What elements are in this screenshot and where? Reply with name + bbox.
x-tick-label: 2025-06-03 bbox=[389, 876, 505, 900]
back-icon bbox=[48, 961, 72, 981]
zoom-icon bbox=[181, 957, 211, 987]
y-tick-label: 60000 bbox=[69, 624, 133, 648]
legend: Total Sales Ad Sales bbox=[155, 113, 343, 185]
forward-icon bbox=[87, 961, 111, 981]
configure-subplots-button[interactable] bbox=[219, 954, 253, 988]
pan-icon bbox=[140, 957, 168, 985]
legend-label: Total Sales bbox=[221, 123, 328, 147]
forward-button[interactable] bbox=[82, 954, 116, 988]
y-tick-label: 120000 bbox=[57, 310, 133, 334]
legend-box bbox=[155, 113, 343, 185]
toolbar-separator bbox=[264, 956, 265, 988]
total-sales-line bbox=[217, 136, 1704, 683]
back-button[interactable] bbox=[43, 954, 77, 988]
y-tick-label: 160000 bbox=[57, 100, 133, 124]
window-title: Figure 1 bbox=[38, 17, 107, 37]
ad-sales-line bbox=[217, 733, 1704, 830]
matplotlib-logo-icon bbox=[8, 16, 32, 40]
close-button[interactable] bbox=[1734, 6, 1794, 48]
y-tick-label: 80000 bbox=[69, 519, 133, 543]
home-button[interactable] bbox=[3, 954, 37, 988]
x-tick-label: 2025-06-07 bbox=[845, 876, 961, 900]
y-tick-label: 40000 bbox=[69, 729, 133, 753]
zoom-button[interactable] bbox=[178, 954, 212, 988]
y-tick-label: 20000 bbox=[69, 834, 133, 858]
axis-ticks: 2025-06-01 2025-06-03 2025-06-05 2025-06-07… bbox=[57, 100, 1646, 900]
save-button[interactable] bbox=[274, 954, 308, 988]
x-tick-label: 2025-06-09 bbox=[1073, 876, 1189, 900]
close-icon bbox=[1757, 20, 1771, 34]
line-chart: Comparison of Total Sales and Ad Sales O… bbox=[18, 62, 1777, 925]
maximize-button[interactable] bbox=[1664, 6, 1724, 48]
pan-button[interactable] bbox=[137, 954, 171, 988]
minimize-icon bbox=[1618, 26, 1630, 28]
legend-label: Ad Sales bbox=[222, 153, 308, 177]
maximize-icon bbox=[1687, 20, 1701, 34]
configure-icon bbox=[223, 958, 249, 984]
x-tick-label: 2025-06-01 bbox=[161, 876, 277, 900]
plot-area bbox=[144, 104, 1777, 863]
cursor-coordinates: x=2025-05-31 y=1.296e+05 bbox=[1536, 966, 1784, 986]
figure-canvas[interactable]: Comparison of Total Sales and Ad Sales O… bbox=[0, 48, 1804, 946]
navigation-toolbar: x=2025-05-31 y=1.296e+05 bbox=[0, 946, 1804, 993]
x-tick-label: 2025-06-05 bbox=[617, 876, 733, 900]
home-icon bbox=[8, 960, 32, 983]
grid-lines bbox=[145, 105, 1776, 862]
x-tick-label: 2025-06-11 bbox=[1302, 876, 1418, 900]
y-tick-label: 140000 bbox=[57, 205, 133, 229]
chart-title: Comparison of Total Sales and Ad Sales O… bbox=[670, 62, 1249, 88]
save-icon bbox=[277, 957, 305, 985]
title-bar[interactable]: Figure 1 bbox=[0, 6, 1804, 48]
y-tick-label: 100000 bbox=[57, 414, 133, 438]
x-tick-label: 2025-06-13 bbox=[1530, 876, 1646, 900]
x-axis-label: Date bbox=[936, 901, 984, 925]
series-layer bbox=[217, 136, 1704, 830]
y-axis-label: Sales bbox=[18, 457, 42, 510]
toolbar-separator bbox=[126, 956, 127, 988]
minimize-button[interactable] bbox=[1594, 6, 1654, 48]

= WHAT IS ASKED =
Copy the data above word for word, keeping every line.

= REPLY TO THE EXERCISE =
What elements are in this screenshot and where? Reply with name + bbox.
x-tick-label: 2025-06-03 bbox=[389, 876, 505, 900]
back-icon bbox=[48, 961, 72, 981]
zoom-icon bbox=[181, 957, 211, 987]
y-tick-label: 60000 bbox=[69, 624, 133, 648]
legend: Total Sales Ad Sales bbox=[155, 113, 343, 185]
forward-icon bbox=[87, 961, 111, 981]
configure-subplots-button[interactable] bbox=[219, 954, 253, 988]
pan-icon bbox=[140, 957, 168, 985]
legend-label: Total Sales bbox=[221, 123, 328, 147]
forward-button[interactable] bbox=[82, 954, 116, 988]
y-tick-label: 120000 bbox=[57, 310, 133, 334]
legend-box bbox=[155, 113, 343, 185]
toolbar-separator bbox=[264, 956, 265, 988]
total-sales-line bbox=[217, 136, 1704, 683]
back-button[interactable] bbox=[43, 954, 77, 988]
y-tick-label: 160000 bbox=[57, 100, 133, 124]
window-title: Figure 1 bbox=[38, 17, 107, 37]
ad-sales-line bbox=[217, 733, 1704, 830]
matplotlib-logo-icon bbox=[8, 16, 32, 40]
close-button[interactable] bbox=[1734, 6, 1794, 48]
y-tick-label: 80000 bbox=[69, 519, 133, 543]
home-button[interactable] bbox=[3, 954, 37, 988]
x-tick-label: 2025-06-07 bbox=[845, 876, 961, 900]
y-tick-label: 40000 bbox=[69, 729, 133, 753]
zoom-button[interactable] bbox=[178, 954, 212, 988]
y-tick-label: 20000 bbox=[69, 834, 133, 858]
axis-ticks: 2025-06-01 2025-06-03 2025-06-05 2025-06-07… bbox=[57, 100, 1646, 900]
save-button[interactable] bbox=[274, 954, 308, 988]
x-tick-label: 2025-06-09 bbox=[1073, 876, 1189, 900]
close-icon bbox=[1757, 20, 1771, 34]
line-chart: Comparison of Total Sales and Ad Sales O… bbox=[18, 62, 1777, 925]
maximize-button[interactable] bbox=[1664, 6, 1724, 48]
pan-button[interactable] bbox=[137, 954, 171, 988]
minimize-icon bbox=[1618, 26, 1630, 28]
legend-label: Ad Sales bbox=[222, 153, 308, 177]
maximize-icon bbox=[1687, 20, 1701, 34]
configure-icon bbox=[223, 958, 249, 984]
x-tick-label: 2025-06-01 bbox=[161, 876, 277, 900]
plot-area bbox=[144, 104, 1777, 863]
cursor-coordinates: x=2025-05-31 y=1.296e+05 bbox=[1536, 966, 1784, 986]
figure-canvas[interactable]: Comparison of Total Sales and Ad Sales O… bbox=[0, 48, 1804, 946]
navigation-toolbar: x=2025-05-31 y=1.296e+05 bbox=[0, 946, 1804, 993]
x-tick-label: 2025-06-05 bbox=[617, 876, 733, 900]
home-icon bbox=[8, 960, 32, 983]
grid-lines bbox=[145, 105, 1776, 862]
x-tick-label: 2025-06-11 bbox=[1302, 876, 1418, 900]
y-tick-label: 140000 bbox=[57, 205, 133, 229]
chart-title: Comparison of Total Sales and Ad Sales O… bbox=[670, 62, 1249, 88]
save-icon bbox=[277, 957, 305, 985]
title-bar[interactable]: Figure 1 bbox=[0, 6, 1804, 48]
y-tick-label: 100000 bbox=[57, 414, 133, 438]
x-tick-label: 2025-06-13 bbox=[1530, 876, 1646, 900]
x-axis-label: Date bbox=[936, 901, 984, 925]
series-layer bbox=[217, 136, 1704, 830]
y-axis-label: Sales bbox=[18, 457, 42, 510]
toolbar-separator bbox=[126, 956, 127, 988]
minimize-button[interactable] bbox=[1594, 6, 1654, 48]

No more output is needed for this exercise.